** begin Source material **
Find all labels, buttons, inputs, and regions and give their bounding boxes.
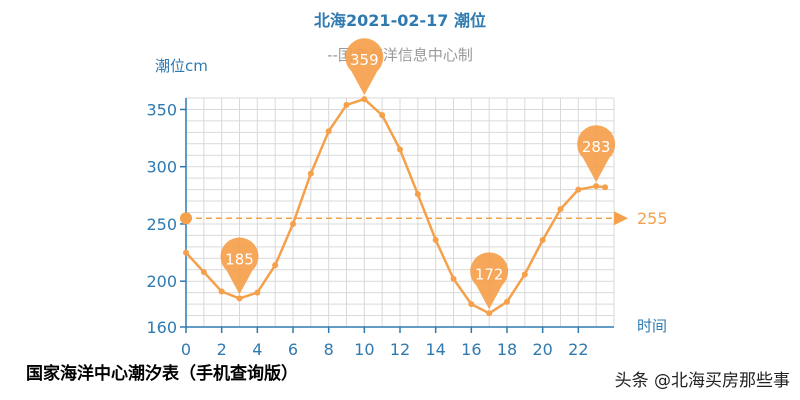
data-point — [254, 289, 261, 296]
x-tick-label: 20 — [532, 340, 552, 359]
x-tick-label: 2 — [217, 340, 227, 359]
annotation-label: 185 — [225, 250, 254, 268]
x-tick-label: 8 — [324, 340, 334, 359]
annotation-pin: 185 — [220, 237, 259, 295]
annotation-pin-shape — [345, 38, 384, 96]
x-tick-label: 0 — [181, 340, 191, 359]
y-tick-label: 160 — [146, 318, 177, 337]
annotation-pin-shape — [220, 237, 259, 295]
data-point — [450, 275, 457, 282]
reference-line: 255 — [180, 209, 668, 228]
data-point — [557, 206, 564, 213]
data-point — [290, 220, 296, 227]
annotation-pin: 359 — [345, 38, 384, 96]
x-tick-label: 16 — [461, 340, 481, 359]
series-tide — [183, 96, 609, 317]
data-point — [504, 298, 510, 305]
data-point — [468, 301, 475, 308]
data-point — [414, 191, 421, 198]
reference-line-arrow — [614, 211, 628, 226]
grid-lines — [186, 97, 615, 327]
data-point — [379, 112, 386, 119]
annotation-label: 283 — [582, 138, 611, 156]
data-point — [200, 269, 207, 276]
data-point — [183, 249, 189, 256]
data-point — [325, 128, 332, 135]
x-tick-label: 14 — [425, 340, 445, 359]
x-tick-label: 4 — [252, 340, 262, 359]
y-tick-label: 300 — [146, 158, 177, 177]
data-point — [343, 101, 350, 108]
reference-line-label: 255 — [637, 209, 668, 228]
data-point — [539, 236, 546, 243]
x-tick-label: 22 — [568, 340, 588, 359]
annotation-pin: 283 — [577, 125, 616, 183]
annotation-pin-shape — [577, 125, 616, 183]
x-tick-label: 18 — [497, 340, 517, 359]
data-point — [361, 96, 368, 103]
data-point — [602, 184, 609, 191]
data-point — [218, 288, 225, 295]
y-tick-label: 250 — [146, 215, 177, 234]
x-tick-label: 6 — [288, 340, 298, 359]
data-point — [593, 183, 600, 190]
annotation-label: 359 — [350, 51, 379, 69]
y-tick-label: 200 — [146, 272, 177, 291]
data-point — [397, 146, 403, 153]
watermark-text: 头条 @北海买房那些事 — [614, 371, 790, 391]
data-point — [432, 236, 439, 243]
annotation-pin-shape — [470, 252, 509, 310]
annotation-label: 172 — [475, 265, 504, 283]
x-tick-label: 12 — [390, 340, 410, 359]
x-axis-label: 时间 — [637, 317, 667, 335]
chart-title: 北海2021-02-17 潮位 — [314, 11, 486, 30]
data-point — [486, 310, 493, 317]
tick-labels: 0 2 4 6 8 10 12 14 16 18 20 22 160 200 250 300 350 — [146, 100, 588, 359]
data-point — [575, 186, 582, 193]
data-point — [236, 295, 243, 302]
annotation-pin: 172 — [470, 252, 509, 310]
data-point — [307, 170, 314, 177]
y-tick-label: 350 — [146, 100, 177, 119]
y-axis-label: 潮位cm — [155, 57, 208, 75]
data-point — [521, 271, 528, 278]
data-point — [272, 262, 279, 269]
x-tick-label: 10 — [354, 340, 374, 359]
peak-markers: 185 359 172 283 — [220, 38, 616, 310]
caption-text: 国家海洋中心潮汐表（手机查询版） — [26, 364, 298, 384]
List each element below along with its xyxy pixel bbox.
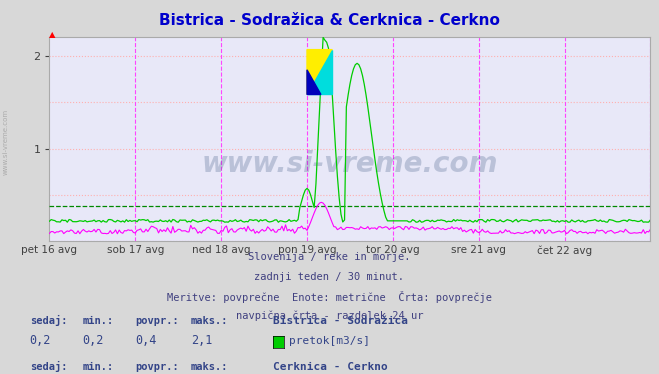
** end Source material **
Instructions for the task: Copy all of the data above word for word, leaving the pictures out.

Reply:
Find all labels, buttons, inputs, and regions and give their bounding boxes.
data-point — [254, 289, 261, 296]
x-tick-label: 20 — [532, 340, 552, 359]
x-tick-label: 2 — [217, 340, 227, 359]
annotation-label: 185 — [225, 250, 254, 268]
x-tick-label: 8 — [324, 340, 334, 359]
annotation-pin: 185 — [220, 237, 259, 295]
annotation-pin-shape — [345, 38, 384, 96]
x-tick-label: 0 — [181, 340, 191, 359]
y-tick-label: 160 — [146, 318, 177, 337]
annotation-pin-shape — [220, 237, 259, 295]
data-point — [450, 275, 457, 282]
reference-line: 255 — [180, 209, 668, 228]
data-point — [557, 206, 564, 213]
data-point — [290, 220, 296, 227]
annotation-pin: 359 — [345, 38, 384, 96]
x-tick-label: 16 — [461, 340, 481, 359]
series-tide — [183, 96, 609, 317]
data-point — [504, 298, 510, 305]
data-point — [468, 301, 475, 308]
data-point — [414, 191, 421, 198]
reference-line-arrow — [614, 211, 628, 226]
grid-lines — [186, 97, 615, 327]
data-point — [379, 112, 386, 119]
annotation-label: 283 — [582, 138, 611, 156]
data-point — [200, 269, 207, 276]
data-point — [183, 249, 189, 256]
data-point — [325, 128, 332, 135]
x-tick-label: 14 — [425, 340, 445, 359]
x-tick-label: 4 — [252, 340, 262, 359]
y-tick-label: 300 — [146, 158, 177, 177]
data-point — [343, 101, 350, 108]
reference-line-label: 255 — [637, 209, 668, 228]
data-point — [539, 236, 546, 243]
x-tick-label: 22 — [568, 340, 588, 359]
annotation-pin: 283 — [577, 125, 616, 183]
annotation-pin-shape — [577, 125, 616, 183]
x-tick-label: 18 — [497, 340, 517, 359]
data-point — [361, 96, 368, 103]
data-point — [602, 184, 609, 191]
data-point — [218, 288, 225, 295]
y-tick-label: 250 — [146, 215, 177, 234]
x-tick-label: 6 — [288, 340, 298, 359]
data-point — [593, 183, 600, 190]
annotation-label: 359 — [350, 51, 379, 69]
y-tick-label: 200 — [146, 272, 177, 291]
data-point — [397, 146, 403, 153]
watermark-text: 头条 @北海买房那些事 — [614, 371, 790, 391]
data-point — [432, 236, 439, 243]
annotation-pin-shape — [470, 252, 509, 310]
annotation-label: 172 — [475, 265, 504, 283]
x-tick-label: 12 — [390, 340, 410, 359]
x-axis-label: 时间 — [637, 317, 667, 335]
chart-title: 北海2021-02-17 潮位 — [314, 11, 486, 30]
data-point — [486, 310, 493, 317]
tick-labels: 0 2 4 6 8 10 12 14 16 18 20 22 160 200 250 300 350 — [146, 100, 588, 359]
data-point — [575, 186, 582, 193]
data-point — [236, 295, 243, 302]
annotation-pin: 172 — [470, 252, 509, 310]
data-point — [307, 170, 314, 177]
y-tick-label: 350 — [146, 100, 177, 119]
y-axis-label: 潮位cm — [155, 57, 208, 75]
data-point — [521, 271, 528, 278]
data-point — [272, 262, 279, 269]
x-tick-label: 10 — [354, 340, 374, 359]
peak-markers: 185 359 172 283 — [220, 38, 616, 310]
caption-text: 国家海洋中心潮汐表（手机查询版） — [26, 364, 298, 384]
List each element below along with its xyxy pixel bbox.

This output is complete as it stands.